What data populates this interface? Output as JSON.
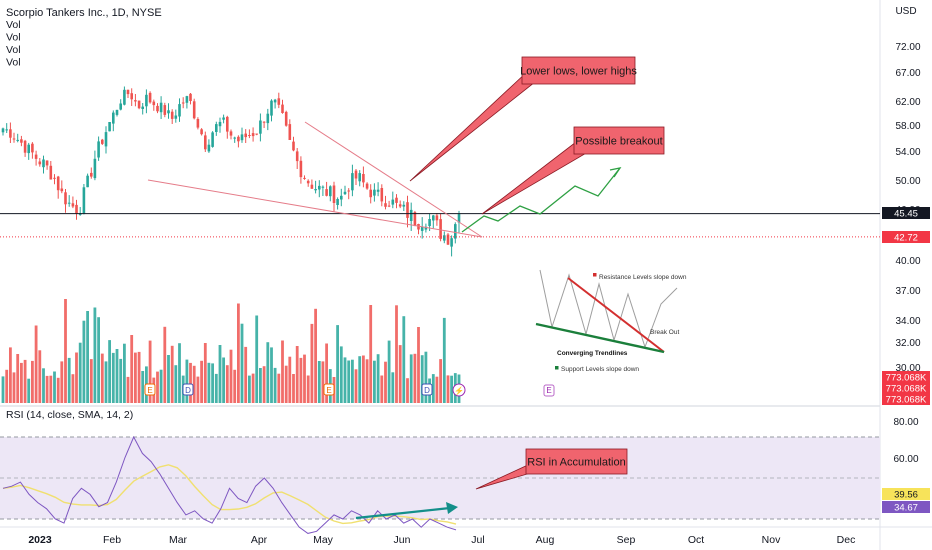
{
  "header": {
    "symbol_title": "Scorpio Tankers Inc., 1D, NYSE",
    "vol_lines": [
      "Vol",
      "Vol",
      "Vol",
      "Vol"
    ],
    "currency": "USD"
  },
  "rsi_header": "RSI (14, close, SMA, 14, 2)",
  "price_axis": {
    "ticks": [
      "72.00",
      "67.00",
      "62.00",
      "58.00",
      "54.00",
      "50.00",
      "46.00",
      "40.00",
      "37.00",
      "34.00",
      "32.00",
      "30.00"
    ],
    "badges": [
      {
        "text": "45.45",
        "color": "#131722"
      },
      {
        "text": "42.72",
        "color": "#f23645"
      },
      {
        "text": "773.068K",
        "color": "#f23645"
      },
      {
        "text": "773.068K",
        "color": "#f23645"
      },
      {
        "text": "773.068K",
        "color": "#f23645"
      }
    ]
  },
  "rsi_axis": {
    "ticks": [
      "80.00",
      "60.00"
    ],
    "badges": [
      {
        "text": "39.56",
        "color": "#f7e35a"
      },
      {
        "text": "34.67",
        "color": "#7e57c2"
      }
    ]
  },
  "time_axis": [
    "2023",
    "Feb",
    "Mar",
    "Apr",
    "May",
    "Jun",
    "Jul",
    "Aug",
    "Sep",
    "Oct",
    "Nov",
    "Dec"
  ],
  "event_markers": [
    "E",
    "D",
    "E",
    "D",
    "⚡",
    "E"
  ],
  "callouts": {
    "lower_lows": "Lower lows, lower highs",
    "breakout": "Possible breakout",
    "rsi": "RSI in Accumulation"
  },
  "inset": {
    "resistance": "Resistance Levels  slope down",
    "break_out": "Break Out",
    "converging": "Converging Trendlines",
    "support": "Support Levels slope down"
  },
  "colors": {
    "up": "#26a69a",
    "down": "#ef5350",
    "rsi_line": "#7e57c2",
    "rsi_ma": "#f0e070",
    "rsi_band": "#ede7f6",
    "callout_fill": "#f0646e",
    "projection": "#2ea043",
    "trendline": "#e57c89"
  },
  "chart_data": {
    "type": "candlestick",
    "title": "Scorpio Tankers Inc., 1D, NYSE",
    "price_axis_ticks": [
      72,
      67,
      62,
      58,
      54,
      50,
      46,
      40,
      37,
      34,
      32,
      30
    ],
    "last_price": 45.45,
    "marked_level": 42.72,
    "approx_close_series": [
      57.5,
      56.8,
      55.5,
      54.2,
      53.0,
      52.0,
      50.5,
      48.0,
      46.5,
      46.0,
      49.5,
      53.5,
      56.5,
      59.5,
      62.5,
      63.5,
      61.0,
      62.5,
      61.5,
      60.5,
      59.0,
      61.5,
      62.5,
      58.5,
      55.0,
      57.5,
      58.5,
      56.5,
      55.5,
      56.5,
      57.0,
      59.5,
      62.0,
      59.5,
      55.0,
      52.0,
      50.0,
      49.0,
      48.5,
      48.0,
      47.5,
      49.5,
      50.5,
      49.0,
      48.0,
      47.5,
      47.0,
      46.0,
      45.5,
      44.5,
      45.0,
      44.5,
      43.0,
      42.7,
      45.45
    ],
    "volume_last": "773.068K",
    "rsi": {
      "label": "RSI (14, close, SMA, 14, 2)",
      "ticks": [
        80,
        60
      ],
      "last_rsi": 34.67,
      "last_rsi_ma": 39.56,
      "approx_rsi_series": [
        55,
        56,
        58,
        52,
        48,
        45,
        40,
        38,
        50,
        55,
        52,
        46,
        48,
        58,
        70,
        80,
        72,
        68,
        62,
        55,
        48,
        42,
        44,
        40,
        38,
        45,
        55,
        50,
        48,
        56,
        60,
        55,
        48,
        42,
        36,
        33,
        34,
        38,
        42,
        40,
        44,
        42,
        38,
        44,
        40,
        42,
        38,
        40,
        36,
        40,
        38,
        36,
        34.67
      ]
    },
    "x_tick_labels": [
      "2023",
      "Feb",
      "Mar",
      "Apr",
      "May",
      "Jun",
      "Jul",
      "Aug",
      "Sep",
      "Oct",
      "Nov",
      "Dec"
    ]
  }
}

== == ==

Your task is to repeat the material above exactly, without its pictures.

What data populates this interface? Output as JSON.
{
  "header": {
    "symbol_title": "Scorpio Tankers Inc., 1D, NYSE",
    "vol_lines": [
      "Vol",
      "Vol",
      "Vol",
      "Vol"
    ],
    "currency": "USD"
  },
  "rsi_header": "RSI (14, close, SMA, 14, 2)",
  "price_axis": {
    "ticks": [
      "72.00",
      "67.00",
      "62.00",
      "58.00",
      "54.00",
      "50.00",
      "46.00",
      "40.00",
      "37.00",
      "34.00",
      "32.00",
      "30.00"
    ],
    "badges": [
      {
        "text": "45.45",
        "color": "#131722"
      },
      {
        "text": "42.72",
        "color": "#f23645"
      },
      {
        "text": "773.068K",
        "color": "#f23645"
      },
      {
        "text": "773.068K",
        "color": "#f23645"
      },
      {
        "text": "773.068K",
        "color": "#f23645"
      }
    ]
  },
  "rsi_axis": {
    "ticks": [
      "80.00",
      "60.00"
    ],
    "badges": [
      {
        "text": "39.56",
        "color": "#f7e35a"
      },
      {
        "text": "34.67",
        "color": "#7e57c2"
      }
    ]
  },
  "time_axis": [
    "2023",
    "Feb",
    "Mar",
    "Apr",
    "May",
    "Jun",
    "Jul",
    "Aug",
    "Sep",
    "Oct",
    "Nov",
    "Dec"
  ],
  "event_markers": [
    "E",
    "D",
    "E",
    "D",
    "⚡",
    "E"
  ],
  "callouts": {
    "lower_lows": "Lower lows, lower highs",
    "breakout": "Possible breakout",
    "rsi": "RSI in Accumulation"
  },
  "inset": {
    "resistance": "Resistance Levels  slope down",
    "break_out": "Break Out",
    "converging": "Converging Trendlines",
    "support": "Support Levels slope down"
  },
  "colors": {
    "up": "#26a69a",
    "down": "#ef5350",
    "rsi_line": "#7e57c2",
    "rsi_ma": "#f0e070",
    "rsi_band": "#ede7f6",
    "callout_fill": "#f0646e",
    "projection": "#2ea043",
    "trendline": "#e57c89"
  },
  "chart_data": {
    "type": "candlestick",
    "title": "Scorpio Tankers Inc., 1D, NYSE",
    "price_axis_ticks": [
      72,
      67,
      62,
      58,
      54,
      50,
      46,
      40,
      37,
      34,
      32,
      30
    ],
    "last_price": 45.45,
    "marked_level": 42.72,
    "approx_close_series": [
      57.5,
      56.8,
      55.5,
      54.2,
      53.0,
      52.0,
      50.5,
      48.0,
      46.5,
      46.0,
      49.5,
      53.5,
      56.5,
      59.5,
      62.5,
      63.5,
      61.0,
      62.5,
      61.5,
      60.5,
      59.0,
      61.5,
      62.5,
      58.5,
      55.0,
      57.5,
      58.5,
      56.5,
      55.5,
      56.5,
      57.0,
      59.5,
      62.0,
      59.5,
      55.0,
      52.0,
      50.0,
      49.0,
      48.5,
      48.0,
      47.5,
      49.5,
      50.5,
      49.0,
      48.0,
      47.5,
      47.0,
      46.0,
      45.5,
      44.5,
      45.0,
      44.5,
      43.0,
      42.7,
      45.45
    ],
    "volume_last": "773.068K",
    "rsi": {
      "label": "RSI (14, close, SMA, 14, 2)",
      "ticks": [
        80,
        60
      ],
      "last_rsi": 34.67,
      "last_rsi_ma": 39.56,
      "approx_rsi_series": [
        55,
        56,
        58,
        52,
        48,
        45,
        40,
        38,
        50,
        55,
        52,
        46,
        48,
        58,
        70,
        80,
        72,
        68,
        62,
        55,
        48,
        42,
        44,
        40,
        38,
        45,
        55,
        50,
        48,
        56,
        60,
        55,
        48,
        42,
        36,
        33,
        34,
        38,
        42,
        40,
        44,
        42,
        38,
        44,
        40,
        42,
        38,
        40,
        36,
        40,
        38,
        36,
        34.67
      ]
    },
    "x_tick_labels": [
      "2023",
      "Feb",
      "Mar",
      "Apr",
      "May",
      "Jun",
      "Jul",
      "Aug",
      "Sep",
      "Oct",
      "Nov",
      "Dec"
    ]
  }
}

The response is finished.